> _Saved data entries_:
□ □ □ □ □
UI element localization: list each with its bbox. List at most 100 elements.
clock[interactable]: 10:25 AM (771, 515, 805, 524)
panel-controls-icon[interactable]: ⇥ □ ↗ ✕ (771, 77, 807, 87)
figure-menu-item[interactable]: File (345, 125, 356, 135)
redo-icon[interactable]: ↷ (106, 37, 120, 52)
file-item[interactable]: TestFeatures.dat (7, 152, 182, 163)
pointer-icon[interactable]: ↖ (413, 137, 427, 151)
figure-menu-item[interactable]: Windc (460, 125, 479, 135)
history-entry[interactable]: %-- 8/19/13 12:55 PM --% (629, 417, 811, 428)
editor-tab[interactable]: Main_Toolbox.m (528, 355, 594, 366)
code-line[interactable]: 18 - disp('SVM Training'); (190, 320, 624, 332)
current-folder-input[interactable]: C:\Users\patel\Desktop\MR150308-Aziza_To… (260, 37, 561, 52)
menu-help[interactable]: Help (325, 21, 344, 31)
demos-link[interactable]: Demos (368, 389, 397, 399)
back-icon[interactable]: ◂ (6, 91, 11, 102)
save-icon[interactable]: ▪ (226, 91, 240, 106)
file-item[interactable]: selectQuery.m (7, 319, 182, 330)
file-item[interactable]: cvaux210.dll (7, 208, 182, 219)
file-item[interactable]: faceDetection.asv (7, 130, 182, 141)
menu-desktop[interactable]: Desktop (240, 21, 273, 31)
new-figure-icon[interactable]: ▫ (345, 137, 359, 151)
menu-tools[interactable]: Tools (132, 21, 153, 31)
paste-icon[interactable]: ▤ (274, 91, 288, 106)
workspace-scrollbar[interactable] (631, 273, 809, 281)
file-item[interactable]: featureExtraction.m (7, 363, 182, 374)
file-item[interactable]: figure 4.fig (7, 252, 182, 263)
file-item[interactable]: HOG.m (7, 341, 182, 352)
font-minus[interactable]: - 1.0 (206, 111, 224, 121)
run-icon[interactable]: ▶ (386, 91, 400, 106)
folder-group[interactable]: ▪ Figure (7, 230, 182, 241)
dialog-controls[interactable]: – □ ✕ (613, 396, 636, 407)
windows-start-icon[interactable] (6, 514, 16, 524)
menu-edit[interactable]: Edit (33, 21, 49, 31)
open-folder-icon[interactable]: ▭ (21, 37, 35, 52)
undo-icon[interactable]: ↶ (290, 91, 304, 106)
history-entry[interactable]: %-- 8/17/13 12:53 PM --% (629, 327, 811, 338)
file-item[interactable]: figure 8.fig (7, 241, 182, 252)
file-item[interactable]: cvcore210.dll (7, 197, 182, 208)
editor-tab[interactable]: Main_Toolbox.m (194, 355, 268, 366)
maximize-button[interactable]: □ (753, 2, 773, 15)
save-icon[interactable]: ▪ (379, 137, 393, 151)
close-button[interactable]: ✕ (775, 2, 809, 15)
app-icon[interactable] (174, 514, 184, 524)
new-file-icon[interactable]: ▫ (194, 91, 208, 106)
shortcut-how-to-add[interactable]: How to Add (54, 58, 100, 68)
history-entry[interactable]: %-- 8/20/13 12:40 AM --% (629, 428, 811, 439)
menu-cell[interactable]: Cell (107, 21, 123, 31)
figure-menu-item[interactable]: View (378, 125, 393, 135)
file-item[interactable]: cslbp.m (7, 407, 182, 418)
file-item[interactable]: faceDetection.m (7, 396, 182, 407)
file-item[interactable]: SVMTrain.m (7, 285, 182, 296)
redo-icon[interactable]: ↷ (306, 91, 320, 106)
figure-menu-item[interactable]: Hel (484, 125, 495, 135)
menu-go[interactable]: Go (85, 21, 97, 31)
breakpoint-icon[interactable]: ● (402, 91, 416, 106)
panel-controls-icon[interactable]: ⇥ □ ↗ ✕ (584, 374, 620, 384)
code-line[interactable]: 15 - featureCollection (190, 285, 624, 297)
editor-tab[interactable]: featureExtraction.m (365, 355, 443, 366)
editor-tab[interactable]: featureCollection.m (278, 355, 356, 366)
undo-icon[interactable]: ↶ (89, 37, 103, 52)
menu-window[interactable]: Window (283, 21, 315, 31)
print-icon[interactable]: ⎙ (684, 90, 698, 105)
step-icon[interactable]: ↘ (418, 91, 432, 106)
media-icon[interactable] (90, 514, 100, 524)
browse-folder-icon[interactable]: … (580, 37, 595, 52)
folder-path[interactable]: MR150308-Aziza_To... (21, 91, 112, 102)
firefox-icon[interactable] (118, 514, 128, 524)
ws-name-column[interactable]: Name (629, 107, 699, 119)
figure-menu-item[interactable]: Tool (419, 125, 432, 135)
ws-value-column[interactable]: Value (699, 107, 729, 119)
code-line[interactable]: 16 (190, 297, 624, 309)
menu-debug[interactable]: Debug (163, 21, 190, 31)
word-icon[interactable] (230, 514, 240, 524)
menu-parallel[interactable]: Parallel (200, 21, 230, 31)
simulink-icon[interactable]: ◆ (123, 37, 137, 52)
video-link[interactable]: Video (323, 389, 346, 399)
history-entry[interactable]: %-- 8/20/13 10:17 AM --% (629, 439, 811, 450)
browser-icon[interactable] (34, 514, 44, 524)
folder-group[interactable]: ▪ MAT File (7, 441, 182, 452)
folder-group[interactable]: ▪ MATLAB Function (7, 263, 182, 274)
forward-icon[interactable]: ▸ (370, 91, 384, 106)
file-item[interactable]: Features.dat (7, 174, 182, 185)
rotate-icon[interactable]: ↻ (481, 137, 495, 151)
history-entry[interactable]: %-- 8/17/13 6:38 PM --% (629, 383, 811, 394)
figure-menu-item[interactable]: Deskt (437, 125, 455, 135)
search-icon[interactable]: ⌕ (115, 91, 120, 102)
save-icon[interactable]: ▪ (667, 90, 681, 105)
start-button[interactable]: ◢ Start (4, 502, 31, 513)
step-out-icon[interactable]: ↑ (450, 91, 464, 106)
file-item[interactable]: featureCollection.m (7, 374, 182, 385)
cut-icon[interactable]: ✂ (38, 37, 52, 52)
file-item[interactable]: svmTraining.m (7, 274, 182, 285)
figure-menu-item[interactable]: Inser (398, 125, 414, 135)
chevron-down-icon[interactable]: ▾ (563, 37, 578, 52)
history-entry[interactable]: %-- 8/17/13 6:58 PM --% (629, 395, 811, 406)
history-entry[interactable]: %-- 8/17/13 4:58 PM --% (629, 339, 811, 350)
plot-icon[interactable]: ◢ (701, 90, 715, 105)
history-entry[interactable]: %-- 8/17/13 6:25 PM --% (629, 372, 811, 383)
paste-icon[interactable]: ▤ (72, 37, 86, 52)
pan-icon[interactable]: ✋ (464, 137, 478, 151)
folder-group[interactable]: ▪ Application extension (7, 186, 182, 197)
□ □ □ □ □
> _WHAT THE EXERCISE ASKS_: Rewrite every one of the records with each occurrence of "file-item" changed to "file-entry", keeping all other text the same.

> _WRITTEN SOLUTION_:
UI element localization: list each with its bbox. List at most 100 elements.
clock[interactable]: 10:25 AM (771, 515, 805, 524)
panel-controls-icon[interactable]: ⇥ □ ↗ ✕ (771, 77, 807, 87)
figure-menu-item[interactable]: File (345, 125, 356, 135)
redo-icon[interactable]: ↷ (106, 37, 120, 52)
file-entry[interactable]: TestFeatures.dat (7, 152, 182, 163)
pointer-icon[interactable]: ↖ (413, 137, 427, 151)
figure-menu-item[interactable]: Windc (460, 125, 479, 135)
history-entry[interactable]: %-- 8/19/13 12:55 PM --% (629, 417, 811, 428)
editor-tab[interactable]: Main_Toolbox.m (528, 355, 594, 366)
code-line[interactable]: 18 - disp('SVM Training'); (190, 320, 624, 332)
current-folder-input[interactable]: C:\Users\patel\Desktop\MR150308-Aziza_To… (260, 37, 561, 52)
menu-help[interactable]: Help (325, 21, 344, 31)
demos-link[interactable]: Demos (368, 389, 397, 399)
back-icon[interactable]: ◂ (6, 91, 11, 102)
save-icon[interactable]: ▪ (226, 91, 240, 106)
file-entry[interactable]: selectQuery.m (7, 319, 182, 330)
file-entry[interactable]: cvaux210.dll (7, 208, 182, 219)
file-entry[interactable]: faceDetection.asv (7, 130, 182, 141)
menu-desktop[interactable]: Desktop (240, 21, 273, 31)
new-figure-icon[interactable]: ▫ (345, 137, 359, 151)
menu-tools[interactable]: Tools (132, 21, 153, 31)
paste-icon[interactable]: ▤ (274, 91, 288, 106)
workspace-scrollbar[interactable] (631, 273, 809, 281)
file-entry[interactable]: featureExtraction.m (7, 363, 182, 374)
file-entry[interactable]: figure 4.fig (7, 252, 182, 263)
file-entry[interactable]: HOG.m (7, 341, 182, 352)
font-minus[interactable]: - 1.0 (206, 111, 224, 121)
run-icon[interactable]: ▶ (386, 91, 400, 106)
folder-group[interactable]: ▪ Figure (7, 230, 182, 241)
dialog-controls[interactable]: – □ ✕ (613, 396, 636, 407)
windows-start-icon[interactable] (6, 514, 16, 524)
menu-edit[interactable]: Edit (33, 21, 49, 31)
open-folder-icon[interactable]: ▭ (21, 37, 35, 52)
undo-icon[interactable]: ↶ (290, 91, 304, 106)
history-entry[interactable]: %-- 8/17/13 12:53 PM --% (629, 327, 811, 338)
file-entry[interactable]: figure 8.fig (7, 241, 182, 252)
file-entry[interactable]: cvcore210.dll (7, 197, 182, 208)
editor-tab[interactable]: Main_Toolbox.m (194, 355, 268, 366)
maximize-button[interactable]: □ (753, 2, 773, 15)
save-icon[interactable]: ▪ (379, 137, 393, 151)
close-button[interactable]: ✕ (775, 2, 809, 15)
app-icon[interactable] (174, 514, 184, 524)
new-file-icon[interactable]: ▫ (194, 91, 208, 106)
shortcut-how-to-add[interactable]: How to Add (54, 58, 100, 68)
history-entry[interactable]: %-- 8/20/13 12:40 AM --% (629, 428, 811, 439)
menu-cell[interactable]: Cell (107, 21, 123, 31)
figure-menu-item[interactable]: View (378, 125, 393, 135)
file-entry[interactable]: cslbp.m (7, 407, 182, 418)
file-entry[interactable]: faceDetection.m (7, 396, 182, 407)
file-entry[interactable]: SVMTrain.m (7, 285, 182, 296)
redo-icon[interactable]: ↷ (306, 91, 320, 106)
figure-menu-item[interactable]: Hel (484, 125, 495, 135)
menu-go[interactable]: Go (85, 21, 97, 31)
breakpoint-icon[interactable]: ● (402, 91, 416, 106)
panel-controls-icon[interactable]: ⇥ □ ↗ ✕ (584, 374, 620, 384)
code-line[interactable]: 15 - featureCollection (190, 285, 624, 297)
editor-tab[interactable]: featureExtraction.m (365, 355, 443, 366)
editor-tab[interactable]: featureCollection.m (278, 355, 356, 366)
undo-icon[interactable]: ↶ (89, 37, 103, 52)
menu-window[interactable]: Window (283, 21, 315, 31)
print-icon[interactable]: ⎙ (684, 90, 698, 105)
step-icon[interactable]: ↘ (418, 91, 432, 106)
media-icon[interactable] (90, 514, 100, 524)
browse-folder-icon[interactable]: … (580, 37, 595, 52)
folder-path[interactable]: MR150308-Aziza_To... (21, 91, 112, 102)
firefox-icon[interactable] (118, 514, 128, 524)
ws-name-column[interactable]: Name (629, 107, 699, 119)
figure-menu-item[interactable]: Tool (419, 125, 432, 135)
ws-value-column[interactable]: Value (699, 107, 729, 119)
code-line[interactable]: 16 (190, 297, 624, 309)
menu-debug[interactable]: Debug (163, 21, 190, 31)
word-icon[interactable] (230, 514, 240, 524)
menu-parallel[interactable]: Parallel (200, 21, 230, 31)
simulink-icon[interactable]: ◆ (123, 37, 137, 52)
video-link[interactable]: Video (323, 389, 346, 399)
history-entry[interactable]: %-- 8/20/13 10:17 AM --% (629, 439, 811, 450)
browser-icon[interactable] (34, 514, 44, 524)
folder-group[interactable]: ▪ MAT File (7, 441, 182, 452)
folder-group[interactable]: ▪ MATLAB Function (7, 263, 182, 274)
forward-icon[interactable]: ▸ (370, 91, 384, 106)
file-entry[interactable]: Features.dat (7, 174, 182, 185)
rotate-icon[interactable]: ↻ (481, 137, 495, 151)
history-entry[interactable]: %-- 8/17/13 6:38 PM --% (629, 383, 811, 394)
figure-menu-item[interactable]: Deskt (437, 125, 455, 135)
search-icon[interactable]: ⌕ (115, 91, 120, 102)
save-icon[interactable]: ▪ (667, 90, 681, 105)
start-button[interactable]: ◢ Start (4, 502, 31, 513)
step-out-icon[interactable]: ↑ (450, 91, 464, 106)
file-entry[interactable]: featureCollection.m (7, 374, 182, 385)
cut-icon[interactable]: ✂ (38, 37, 52, 52)
file-entry[interactable]: svmTraining.m (7, 274, 182, 285)
figure-menu-item[interactable]: Inser (398, 125, 414, 135)
chevron-down-icon[interactable]: ▾ (563, 37, 578, 52)
history-entry[interactable]: %-- 8/17/13 6:58 PM --% (629, 395, 811, 406)
history-entry[interactable]: %-- 8/17/13 4:58 PM --% (629, 339, 811, 350)
plot-icon[interactable]: ◢ (701, 90, 715, 105)
history-entry[interactable]: %-- 8/17/13 6:25 PM --% (629, 372, 811, 383)
paste-icon[interactable]: ▤ (72, 37, 86, 52)
pan-icon[interactable]: ✋ (464, 137, 478, 151)
folder-group[interactable]: ▪ Application extension (7, 186, 182, 197)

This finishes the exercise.